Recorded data
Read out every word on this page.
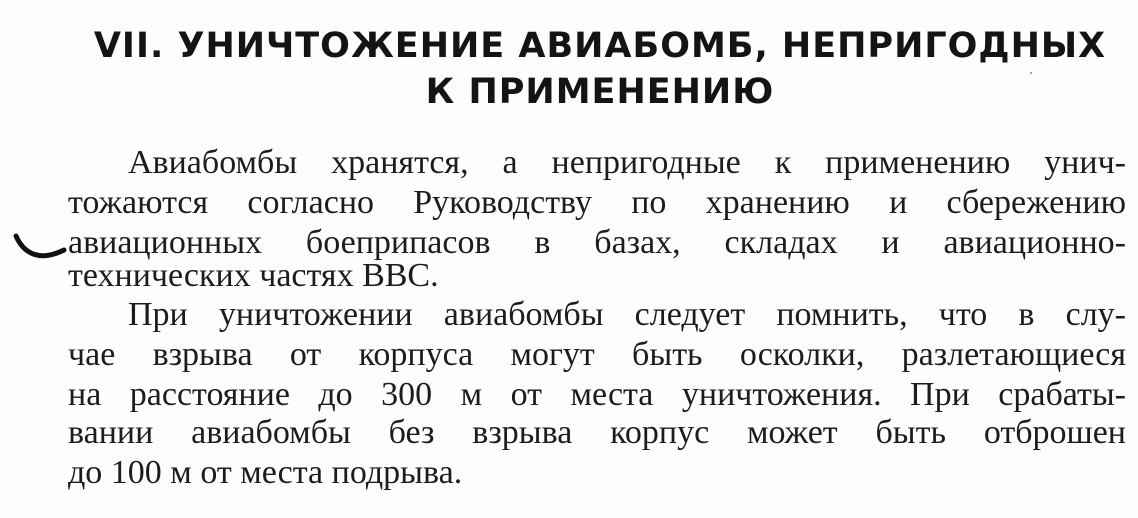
VII. УНИЧТОЖЕНИЕ АВИАБОМБ, НЕПРИГОДНЫХ
К ПРИМЕНЕНИЮ
Авиабомбы хранятся, а непригодные к применению унич-
тожаются согласно Руководству по хранению и сбережению
авиационных боеприпасов в базах, складах и авиационно-
технических частях ВВС.
При уничтожении авиабомбы следует помнить, что в слу-
чае взрыва от корпуса могут быть осколки, разлетающиеся
на расстояние до 300 м от места уничтожения. При срабаты-
вании авиабомбы без взрыва корпус может быть отброшен
до 100 м от места подрыва.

## Directive
Restate every record exactly, please; do not copy the pictures.

## Written answer
Read out every word on this page.
VII. УНИЧТОЖЕНИЕ АВИАБОМБ, НЕПРИГОДНЫХ
К ПРИМЕНЕНИЮ
Авиабомбы хранятся, а непригодные к применению унич-
тожаются согласно Руководству по хранению и сбережению
авиационных боеприпасов в базах, складах и авиационно-
технических частях ВВС.
При уничтожении авиабомбы следует помнить, что в слу-
чае взрыва от корпуса могут быть осколки, разлетающиеся
на расстояние до 300 м от места уничтожения. При срабаты-
вании авиабомбы без взрыва корпус может быть отброшен
до 100 м от места подрыва.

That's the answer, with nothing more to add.